— BEGIN —
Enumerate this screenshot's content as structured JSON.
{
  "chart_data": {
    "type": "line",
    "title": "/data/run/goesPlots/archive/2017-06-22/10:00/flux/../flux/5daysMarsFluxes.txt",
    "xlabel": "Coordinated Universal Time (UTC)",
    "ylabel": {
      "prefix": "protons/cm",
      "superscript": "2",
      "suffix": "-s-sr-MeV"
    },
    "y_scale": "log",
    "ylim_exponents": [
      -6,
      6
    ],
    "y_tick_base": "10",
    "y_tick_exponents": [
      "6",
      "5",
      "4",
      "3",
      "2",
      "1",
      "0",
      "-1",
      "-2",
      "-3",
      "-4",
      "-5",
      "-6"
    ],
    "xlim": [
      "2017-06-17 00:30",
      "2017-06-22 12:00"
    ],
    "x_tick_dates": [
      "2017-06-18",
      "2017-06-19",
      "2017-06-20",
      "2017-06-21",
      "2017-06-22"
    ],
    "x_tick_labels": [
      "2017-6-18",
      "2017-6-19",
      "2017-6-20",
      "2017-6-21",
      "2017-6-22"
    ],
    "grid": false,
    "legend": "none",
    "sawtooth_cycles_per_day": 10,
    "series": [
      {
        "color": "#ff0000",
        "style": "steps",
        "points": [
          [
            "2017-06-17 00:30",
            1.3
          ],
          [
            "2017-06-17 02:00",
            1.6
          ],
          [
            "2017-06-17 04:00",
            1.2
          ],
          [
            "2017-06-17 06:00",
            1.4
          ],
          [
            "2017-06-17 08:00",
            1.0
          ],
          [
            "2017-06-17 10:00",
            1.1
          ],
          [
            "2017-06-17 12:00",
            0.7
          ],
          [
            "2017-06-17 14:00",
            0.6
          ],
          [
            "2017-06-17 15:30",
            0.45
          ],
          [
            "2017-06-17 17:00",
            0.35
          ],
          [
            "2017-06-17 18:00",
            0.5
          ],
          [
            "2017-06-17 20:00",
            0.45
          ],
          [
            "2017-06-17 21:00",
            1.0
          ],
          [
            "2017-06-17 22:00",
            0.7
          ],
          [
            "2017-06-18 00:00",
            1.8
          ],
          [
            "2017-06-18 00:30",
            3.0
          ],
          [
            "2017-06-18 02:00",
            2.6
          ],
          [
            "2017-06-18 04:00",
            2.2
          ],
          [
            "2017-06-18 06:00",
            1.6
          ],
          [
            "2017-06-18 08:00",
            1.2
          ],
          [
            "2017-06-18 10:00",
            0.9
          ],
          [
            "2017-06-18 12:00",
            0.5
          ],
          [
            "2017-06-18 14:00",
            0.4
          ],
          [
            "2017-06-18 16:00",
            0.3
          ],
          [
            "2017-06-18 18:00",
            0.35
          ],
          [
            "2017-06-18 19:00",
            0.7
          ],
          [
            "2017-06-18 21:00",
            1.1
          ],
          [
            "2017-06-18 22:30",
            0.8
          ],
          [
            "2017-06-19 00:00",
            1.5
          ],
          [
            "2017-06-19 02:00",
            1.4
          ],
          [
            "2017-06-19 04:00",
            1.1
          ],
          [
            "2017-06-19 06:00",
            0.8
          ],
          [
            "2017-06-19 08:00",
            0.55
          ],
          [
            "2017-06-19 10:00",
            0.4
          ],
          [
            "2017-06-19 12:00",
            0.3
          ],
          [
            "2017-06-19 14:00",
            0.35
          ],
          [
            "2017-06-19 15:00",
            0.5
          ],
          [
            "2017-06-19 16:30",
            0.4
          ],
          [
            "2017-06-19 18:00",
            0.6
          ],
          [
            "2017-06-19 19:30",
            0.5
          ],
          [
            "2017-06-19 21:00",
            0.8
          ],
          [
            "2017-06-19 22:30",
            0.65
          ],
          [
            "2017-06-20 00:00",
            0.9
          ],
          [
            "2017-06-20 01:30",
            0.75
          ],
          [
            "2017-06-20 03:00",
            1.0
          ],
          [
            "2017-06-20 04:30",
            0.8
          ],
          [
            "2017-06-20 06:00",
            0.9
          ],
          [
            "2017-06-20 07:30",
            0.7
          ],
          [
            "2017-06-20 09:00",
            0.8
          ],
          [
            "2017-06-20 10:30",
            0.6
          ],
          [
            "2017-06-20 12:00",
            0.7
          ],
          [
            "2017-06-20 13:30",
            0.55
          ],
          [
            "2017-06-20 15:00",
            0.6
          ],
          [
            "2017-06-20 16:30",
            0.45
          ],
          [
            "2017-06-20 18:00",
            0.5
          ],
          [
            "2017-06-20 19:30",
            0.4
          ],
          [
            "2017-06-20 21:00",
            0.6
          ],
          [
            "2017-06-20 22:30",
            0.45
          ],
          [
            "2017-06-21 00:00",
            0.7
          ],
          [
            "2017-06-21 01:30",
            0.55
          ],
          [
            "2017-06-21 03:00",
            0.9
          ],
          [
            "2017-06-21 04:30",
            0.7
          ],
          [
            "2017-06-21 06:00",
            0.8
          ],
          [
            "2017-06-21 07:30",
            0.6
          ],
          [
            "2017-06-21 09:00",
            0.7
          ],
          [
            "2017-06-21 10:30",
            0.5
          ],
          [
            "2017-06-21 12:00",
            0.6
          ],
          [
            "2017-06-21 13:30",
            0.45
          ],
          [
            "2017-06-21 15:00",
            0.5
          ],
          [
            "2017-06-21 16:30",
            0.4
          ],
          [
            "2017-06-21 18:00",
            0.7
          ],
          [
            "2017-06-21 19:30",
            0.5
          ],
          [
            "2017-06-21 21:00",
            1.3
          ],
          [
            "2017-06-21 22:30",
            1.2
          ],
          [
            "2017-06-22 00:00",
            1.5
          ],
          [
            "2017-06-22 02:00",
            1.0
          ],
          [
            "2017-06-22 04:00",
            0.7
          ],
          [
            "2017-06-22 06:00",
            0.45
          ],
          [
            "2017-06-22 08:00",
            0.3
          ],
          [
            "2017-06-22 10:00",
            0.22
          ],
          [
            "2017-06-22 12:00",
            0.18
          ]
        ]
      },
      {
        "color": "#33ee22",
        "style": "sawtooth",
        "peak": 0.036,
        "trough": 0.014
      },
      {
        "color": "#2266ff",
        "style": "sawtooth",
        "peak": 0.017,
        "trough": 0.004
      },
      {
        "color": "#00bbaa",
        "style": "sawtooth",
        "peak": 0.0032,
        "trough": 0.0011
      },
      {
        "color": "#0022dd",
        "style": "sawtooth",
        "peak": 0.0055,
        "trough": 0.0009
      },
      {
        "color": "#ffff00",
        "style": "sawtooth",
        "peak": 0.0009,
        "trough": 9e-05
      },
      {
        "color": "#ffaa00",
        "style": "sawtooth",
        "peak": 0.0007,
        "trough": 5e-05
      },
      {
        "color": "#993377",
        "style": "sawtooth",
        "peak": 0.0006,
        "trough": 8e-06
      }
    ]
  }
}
— END —
- REQUIRED TASK -
Check every line of the data, and copy the ones that contain "trough".

- THE OUTPUT -
        "trough": 0.014
        "trough": 0.004
        "trough": 0.0011
        "trough": 0.0009
        "trough": 9e-05
        "trough": 5e-05
        "trough": 8e-06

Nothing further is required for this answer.